Short task
Pick up the forum thread about snowmaking from its last line and continue it.

======== Text

I forgot you were one of these whacked out home snow makers. Do your neighbors get pissed? Are you gonna seed Waterbury's first bump run this year?


----------



## billski (Nov 18, 2009)

Greg said:


> I forgot you were one of these whacked out home snow makers. Do your neighbors get pissed?


I would think so, after a while.  Maybe not outloud, but there are probably some mutterings especiallay from the teens that sleep till noon!


----------



## ski_resort_observer (Nov 18, 2009)

Woodcore - never get tired of those pics either here or on SJ, thanks for posting


----------



## WoodCore (Nov 18, 2009)

Greg said:


> I forgot you were one of these whacked out home snow makers. Do your neighbors get pissed? Are you gonna seed Waterbury's first bump run this year?



Neighbors are cool with the snowmaking as it's actually pretty low noise. Regardless, I won't being seeding shit but you "CLITS" are more than welcome to stop over anytime and do your own seeding. just let me know when your headed this way to rip up my 20 feet of vertical!


----------



## 2knees (Nov 18, 2009)

thats is AWESOME woodcore.


----------



## deadheadskier (Nov 18, 2009)

Highway Star said:


> That would be "power density". How about this for a marketing claim: "We have the most powerfully dense snowmaking system!!!" Riiiiight.
> 
> Power=Power. I want to know who's snowmaking system has the Largest Maximum Power Ouput.
> 
> ...



Let me guess?

Killington

Personally,  I could care less who has the 'best' system.  I care most about who uses their system the best.  In 25+ years of eastern skiing, that would be Okemo.....hands down.  Sunday River would be second.


----------



## severine (Nov 18, 2009)

WoodCore said:


> Thanks for the  Sotto!
> 
> At maximum output my backyard snowmaking system can support three guns pumping a combined 7gpm and using around 18 cfm of air. When conditions are right I can definitely lay some snow down!


That is so cool!


----------



## MarkC (Nov 18, 2009)

My vote goes to Wintergreen in VA.  100% automatic system.


----------



## WWF-VT (Nov 18, 2009)

Killington must have the most powerful snowmaking system because it has that massive 3050 foot vertical drop and it is the Beast of the East


----------



## snowmaker4191 (Nov 18, 2009)

================
======== Recorded data

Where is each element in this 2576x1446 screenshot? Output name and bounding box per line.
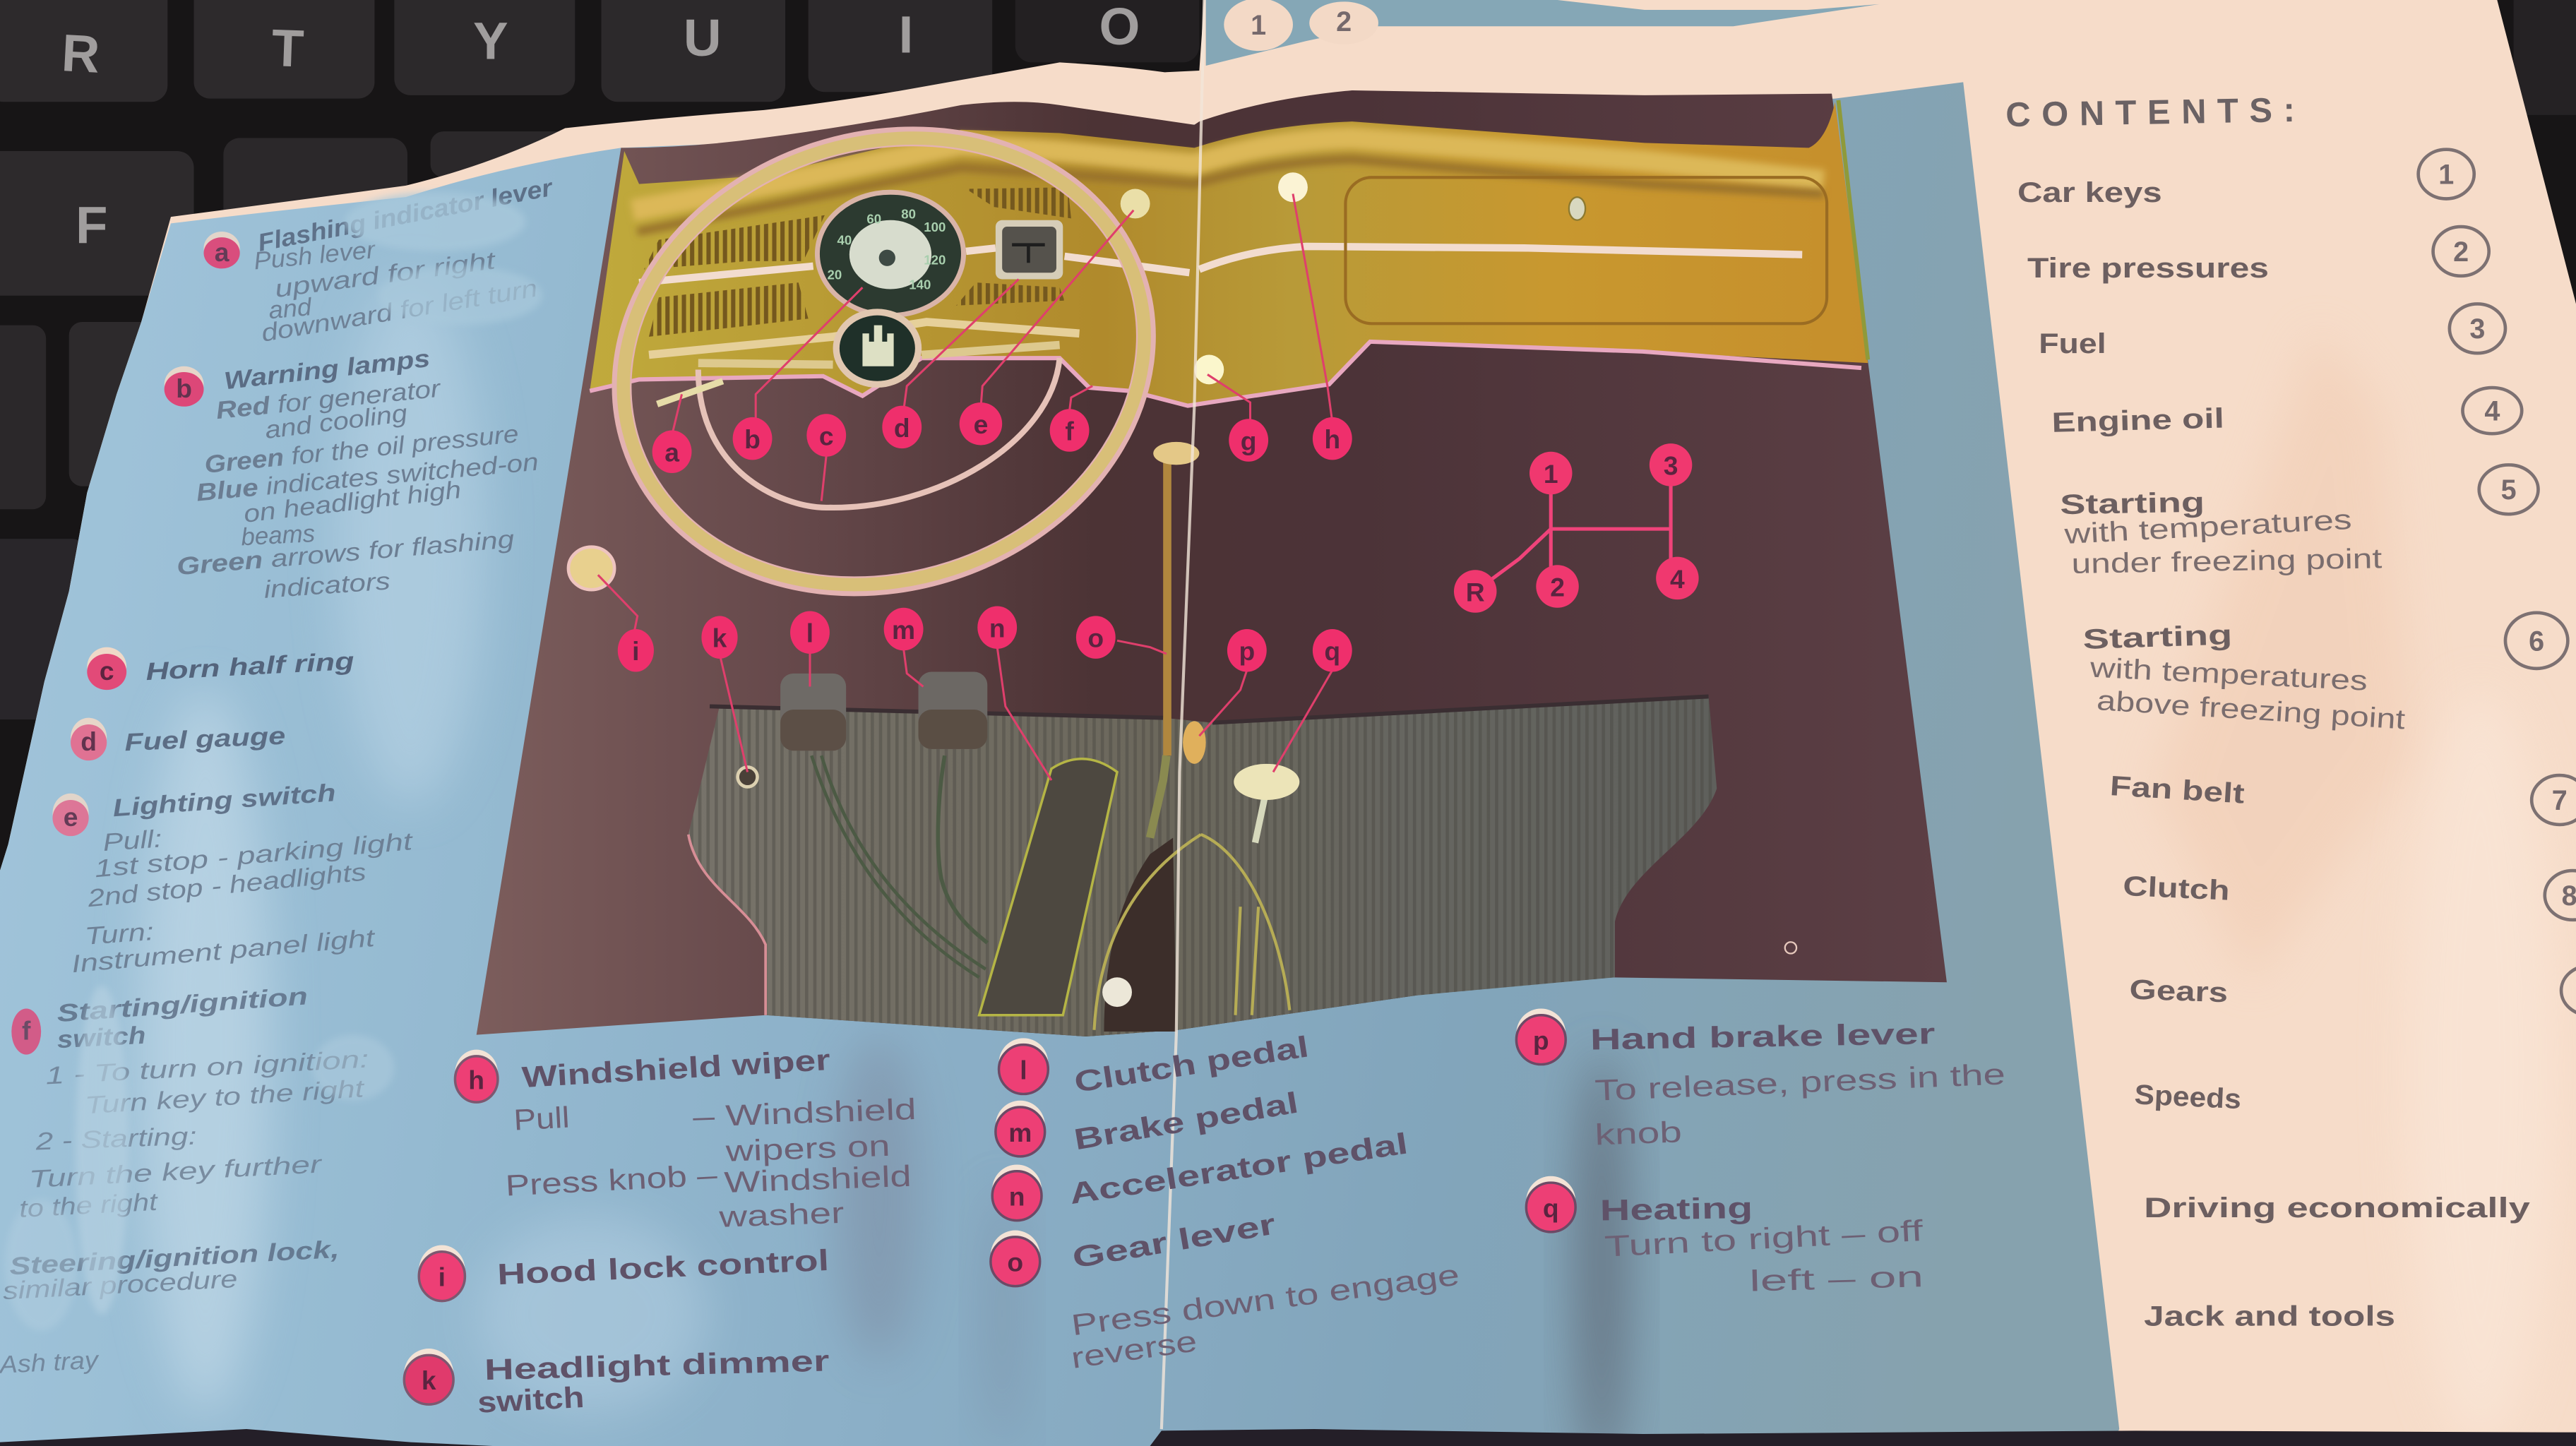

================

Exercise answer
I think I've said this before maybe even in this thread. The best way to judge a snowmaking system is not by the total output of the system or who has more compressed air on the hill, its more about gallons per acre. for example killington can pump far more water than a smaller mountain IE crotched mountain but killington is a larger resort crotched can cover %100 of the mountain and be %100 open in a few days where as killington has only 70% coverage. its all a ratio. the better the GPA (gallons per acre) the more powerful the system. My vote goes towards mount snow or crotched mountain those super pole cats are no joke these small areas have some serious output. Im also one of those wacky back yard snowmakers haha.


----------



## millerm277 (Nov 18, 2009)

MarkC said:


> My vote goes to Wintergreen in VA.  100% automatic system.



Wouldn't win, it'd lose to crotched if we're measuring in power. 4200gpm, roughly 44 gallons per acre.


----------



## Rogman (Nov 19, 2009)

Power? Wrong metric. Early season, systems are air limited. Once the cold weather arrives, it is water up the hill. Percent coverage is also a BS metric, since really what skiers care about is total terrain acres. Gallons/Acre? interesting. Matters if you're trying to get a run open fast, but unless there's a total acreage factor in there, misleading. Number of guns is irrelevant, since different guns use different amounts of water. 

Why shouldn't rental compressors count? They are around and available since other customers are more interested in summer use. It avoids cap-ex on something that is only used for a few months, and the area gets newer "greener" models, than if they had their own. Killington has compressor pads over by Snowshed (and other spots); they rent them every year; it's part of their plan.

However, going back to my original statement, generally the systems that can move a lot of water can also make a lot of air, and when conditions are marginal, they aren't trying to open the entire hill,  so water up the hill (which a lot of ski areas publish) is a reasonable stand in for air.

Last season, Nyberg mentioned in a public meeting that Killington was pumping 8000 gallons a minute. At the time, they were not trying to get Bear open, so that whole side of the system was shutdown. I think they claim 11000 gallons/minute, but I doubt they can sustain that indefinitely. I suspect they'd draw down the ponds, despite the 2 foot pipe from Woodward.


----------



## bigbob (Nov 19, 2009)

You can add compressor capacity by picking up the phone. I think the true test would be total gallons of water that could be pumped say per season. Crotched my be able to pump so many gallons per acre, but how many hours before the pond is sucked dry. Killington with Woodword may take 1st place or Sunday River has the River. Pico even runs dry at times, not hooked into the reservoir. Cannon has a fairly large source, but not the pumping capacity.


----------



## drjeff (Nov 19, 2009)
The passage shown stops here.